Playing the Greats:
Stan Smith

By Allen Fox, Ph.D.


Stan Smith regularly disciplined himself with sprints to improve his ability to close the net.

The lesson to be learned from the career of Stan Smith is that a simple game plan with little variation or adaptability can be extremely effective if it is executed well. Having many strategic options is not always a blessing. A plan where the player makes few decisions can improve execution by allowing him to concentrate fully on forcing his simple plan home.

Stan was at his prime in the early 1970's, when he won the US championship (1971) and Wimbledon (1972). As dedicated a work-horse as Roy Emerson, Stan was not as good an athlete as Emerson but was more a disciplined technician.

Where Emerson might spend hours simply running and smacking the ball, Stan would spend his time practicing his serve or working in exacting detail on the intricacies of some other stroke.

The first time I ever saw Stan he was about seventeen years old and all alone on a back court at the Los Angeles Tennis Club practicing his serve and volley. He was hitting serves and following each serve with a full-speed sprint all the way to the net.

For normal mortals it is boring enough to just practice serves all by oneself. It is worse running forward a few steps after each serve. But running all the way to net after every single serve is cruel and unusual punishment. Few players had the discipline to do it, but Stan was nothing if not disciplined.

Stan was one of the best of all time in putting away the first volley.

■ Given data:

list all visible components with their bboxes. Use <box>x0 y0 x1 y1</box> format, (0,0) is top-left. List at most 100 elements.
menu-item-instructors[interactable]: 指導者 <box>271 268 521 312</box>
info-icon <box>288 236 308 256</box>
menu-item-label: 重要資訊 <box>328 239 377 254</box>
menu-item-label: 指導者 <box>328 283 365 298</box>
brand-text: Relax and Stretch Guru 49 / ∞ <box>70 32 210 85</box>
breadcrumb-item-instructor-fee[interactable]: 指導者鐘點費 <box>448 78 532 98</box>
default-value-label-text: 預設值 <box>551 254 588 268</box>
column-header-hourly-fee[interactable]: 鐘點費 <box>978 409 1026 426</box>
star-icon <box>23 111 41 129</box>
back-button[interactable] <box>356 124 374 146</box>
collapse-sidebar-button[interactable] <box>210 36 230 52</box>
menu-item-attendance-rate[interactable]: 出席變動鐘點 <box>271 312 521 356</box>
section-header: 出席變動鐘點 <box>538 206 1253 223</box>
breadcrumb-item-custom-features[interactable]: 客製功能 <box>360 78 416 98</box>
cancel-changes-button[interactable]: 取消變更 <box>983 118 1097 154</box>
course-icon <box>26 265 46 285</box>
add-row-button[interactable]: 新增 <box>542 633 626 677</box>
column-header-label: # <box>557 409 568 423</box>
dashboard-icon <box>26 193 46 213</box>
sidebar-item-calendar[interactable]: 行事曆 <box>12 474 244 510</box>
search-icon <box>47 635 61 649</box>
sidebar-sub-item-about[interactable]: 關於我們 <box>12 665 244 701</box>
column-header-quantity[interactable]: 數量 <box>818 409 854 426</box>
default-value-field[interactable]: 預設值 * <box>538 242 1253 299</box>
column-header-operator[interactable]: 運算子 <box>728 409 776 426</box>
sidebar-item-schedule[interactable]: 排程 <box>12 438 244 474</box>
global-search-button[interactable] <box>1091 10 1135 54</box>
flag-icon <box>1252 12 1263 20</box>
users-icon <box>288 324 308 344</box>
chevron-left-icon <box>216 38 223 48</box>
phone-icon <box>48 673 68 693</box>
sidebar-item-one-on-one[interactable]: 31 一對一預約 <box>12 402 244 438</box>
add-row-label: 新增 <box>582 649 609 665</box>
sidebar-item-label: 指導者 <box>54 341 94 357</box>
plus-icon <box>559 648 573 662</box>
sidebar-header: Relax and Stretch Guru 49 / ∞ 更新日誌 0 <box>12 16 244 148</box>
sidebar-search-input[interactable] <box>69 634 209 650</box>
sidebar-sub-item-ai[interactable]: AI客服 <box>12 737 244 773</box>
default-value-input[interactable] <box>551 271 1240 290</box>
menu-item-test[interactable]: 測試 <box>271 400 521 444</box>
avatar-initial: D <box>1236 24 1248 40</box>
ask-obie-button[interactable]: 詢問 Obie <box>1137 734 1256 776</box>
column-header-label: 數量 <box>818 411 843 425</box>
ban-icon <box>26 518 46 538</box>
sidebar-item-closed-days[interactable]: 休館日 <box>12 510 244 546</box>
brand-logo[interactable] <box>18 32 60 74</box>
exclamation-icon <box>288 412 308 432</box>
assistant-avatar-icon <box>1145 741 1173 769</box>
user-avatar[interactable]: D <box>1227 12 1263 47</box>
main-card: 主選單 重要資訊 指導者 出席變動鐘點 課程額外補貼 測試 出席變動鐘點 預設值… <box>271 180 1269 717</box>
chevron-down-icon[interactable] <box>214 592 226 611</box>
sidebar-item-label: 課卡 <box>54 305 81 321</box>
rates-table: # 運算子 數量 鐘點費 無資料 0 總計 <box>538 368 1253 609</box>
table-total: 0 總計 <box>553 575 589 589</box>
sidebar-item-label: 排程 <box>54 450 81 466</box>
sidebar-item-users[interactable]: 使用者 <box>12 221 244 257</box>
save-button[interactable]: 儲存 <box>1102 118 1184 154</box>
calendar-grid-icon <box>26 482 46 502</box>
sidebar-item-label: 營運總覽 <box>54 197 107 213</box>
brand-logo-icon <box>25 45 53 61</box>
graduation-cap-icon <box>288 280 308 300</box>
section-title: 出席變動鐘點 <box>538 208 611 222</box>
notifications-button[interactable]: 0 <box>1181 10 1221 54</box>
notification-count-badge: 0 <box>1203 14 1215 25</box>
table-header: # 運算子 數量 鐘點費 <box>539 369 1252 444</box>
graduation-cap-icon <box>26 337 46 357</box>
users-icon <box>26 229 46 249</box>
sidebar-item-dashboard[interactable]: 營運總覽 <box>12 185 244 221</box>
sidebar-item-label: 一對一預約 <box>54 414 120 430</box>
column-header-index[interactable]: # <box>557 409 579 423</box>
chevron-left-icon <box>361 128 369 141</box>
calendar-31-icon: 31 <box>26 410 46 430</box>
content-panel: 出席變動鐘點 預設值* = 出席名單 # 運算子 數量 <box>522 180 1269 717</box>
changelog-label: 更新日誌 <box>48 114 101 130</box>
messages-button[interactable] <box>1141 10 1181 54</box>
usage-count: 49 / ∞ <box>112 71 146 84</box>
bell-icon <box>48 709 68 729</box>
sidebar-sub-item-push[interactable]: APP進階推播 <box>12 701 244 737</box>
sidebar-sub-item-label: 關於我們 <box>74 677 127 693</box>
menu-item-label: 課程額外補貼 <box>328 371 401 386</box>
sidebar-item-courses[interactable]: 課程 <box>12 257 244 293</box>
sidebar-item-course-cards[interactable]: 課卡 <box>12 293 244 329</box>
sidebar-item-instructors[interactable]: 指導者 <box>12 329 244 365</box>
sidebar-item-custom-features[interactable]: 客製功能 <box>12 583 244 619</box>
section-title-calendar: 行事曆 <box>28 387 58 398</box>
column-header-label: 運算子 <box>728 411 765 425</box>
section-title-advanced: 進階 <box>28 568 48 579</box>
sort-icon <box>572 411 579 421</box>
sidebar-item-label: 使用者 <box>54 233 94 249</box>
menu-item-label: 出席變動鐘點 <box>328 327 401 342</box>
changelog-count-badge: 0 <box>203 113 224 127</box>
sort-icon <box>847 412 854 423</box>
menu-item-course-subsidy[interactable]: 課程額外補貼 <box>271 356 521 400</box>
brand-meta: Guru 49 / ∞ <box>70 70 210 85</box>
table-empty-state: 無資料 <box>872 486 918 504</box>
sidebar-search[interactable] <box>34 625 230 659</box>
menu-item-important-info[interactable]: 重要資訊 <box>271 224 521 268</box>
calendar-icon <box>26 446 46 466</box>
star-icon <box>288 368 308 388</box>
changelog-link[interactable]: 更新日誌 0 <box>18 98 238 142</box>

■ Directions:
1. Revise the Stan Smith article, starting with "By Allen Fox, Ph.D." and going on through "some other stroke.", so that "workhorse" replaces "work-horse".
2. According to the Stan Smith article, in what year did Smith win Wimbledon?

■ Results for the exercise:
1.
By Allen Fox, Ph.D.


Stan Smith regularly disciplined himself with sprints to improve his ability to close the net.

The lesson to be learned from the career of Stan Smith is that a simple game plan with little variation or adaptability can be extremely effective if it is executed well. Having many strategic options is not always a blessing. A plan where the player makes few decisions can improve execution by allowing him to concentrate fully on forcing his simple plan home.

Stan was at his prime in the early 1970's, when he won the US championship (1971) and Wimbledon (1972). As dedicated a workhorse as Roy Emerson, Stan was not as good an athlete as Emerson but was more a disciplined technician.

Where Emerson might spend hours simply running and smacking the ball, Stan would spend his time practicing his serve or working in exacting detail on the intricacies of some other stroke.

2. 1972